• GOAL OF THE EXERCISE:
Give an exact copy of every line, leaving images out.

• • •

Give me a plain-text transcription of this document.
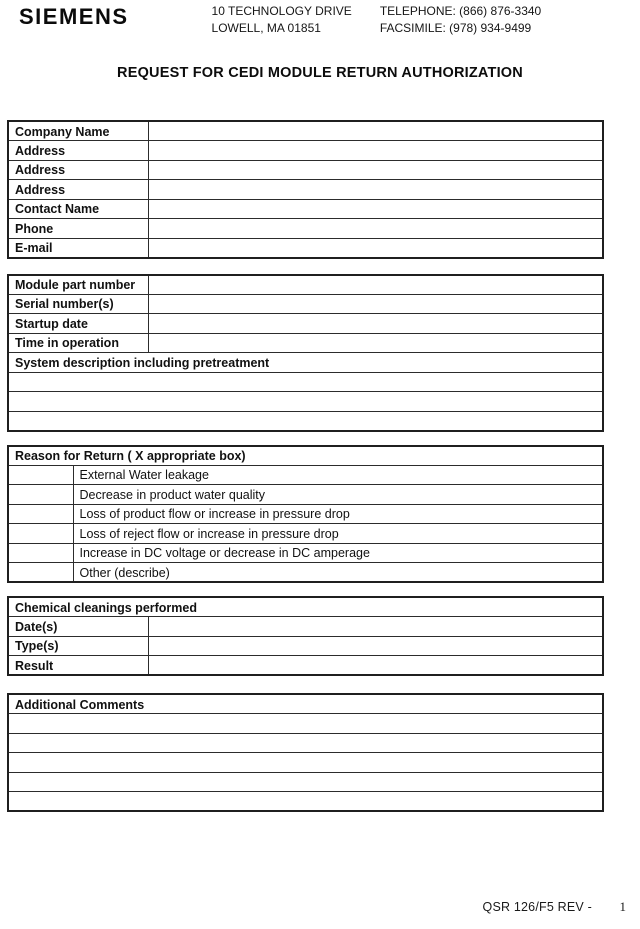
SIEMENS	10 TECHNOLOGY DRIVE
LOWELL, MA 01851
TELEPHONE: (866) 876-3340
FACSIMILE: (978) 934-9499
REQUEST FOR CEDI MODULE RETURN AUTHORIZATION
Company Name	
Address	
Address	
Address	
Contact Name	
Phone	
E-mail	
Module part number	
Serial number(s)	
Startup date	
Time in operation	
System description including pretreatment	

Reason for Return ( X appropriate box)	
	External Water leakage
	Decrease in product water quality
	Loss of product flow or increase in pressure drop
	Loss of reject flow or increase in pressure drop
	Increase in DC voltage or decrease in DC amperage
	Other (describe)
Chemical cleanings performed	
Date(s)	
Type(s)	
Result	
Additional Comments

QSR 126/F5 REV - 1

• • •

• REPLY TO THE TASK:
Give me a plain-text transcription of this document.
SIEMENS	10 TECHNOLOGY DRIVE
LOWELL, MA 01851
TELEPHONE: (866) 876-3340
FACSIMILE: (978) 934-9499
REQUEST FOR CEDI MODULE RETURN AUTHORIZATION
Company Name	
Address	
Address	
Address	
Contact Name	
Phone	
E-mail	
Module part number	
Serial number(s)	
Startup date	
Time in operation	
System description including pretreatment	

Reason for Return ( X appropriate box)	
	External Water leakage
	Decrease in product water quality
	Loss of product flow or increase in pressure drop
	Loss of reject flow or increase in pressure drop
	Increase in DC voltage or decrease in DC amperage
	Other (describe)
Chemical cleanings performed	
Date(s)	
Type(s)	
Result	
Additional Comments

QSR 126/F5 REV - 1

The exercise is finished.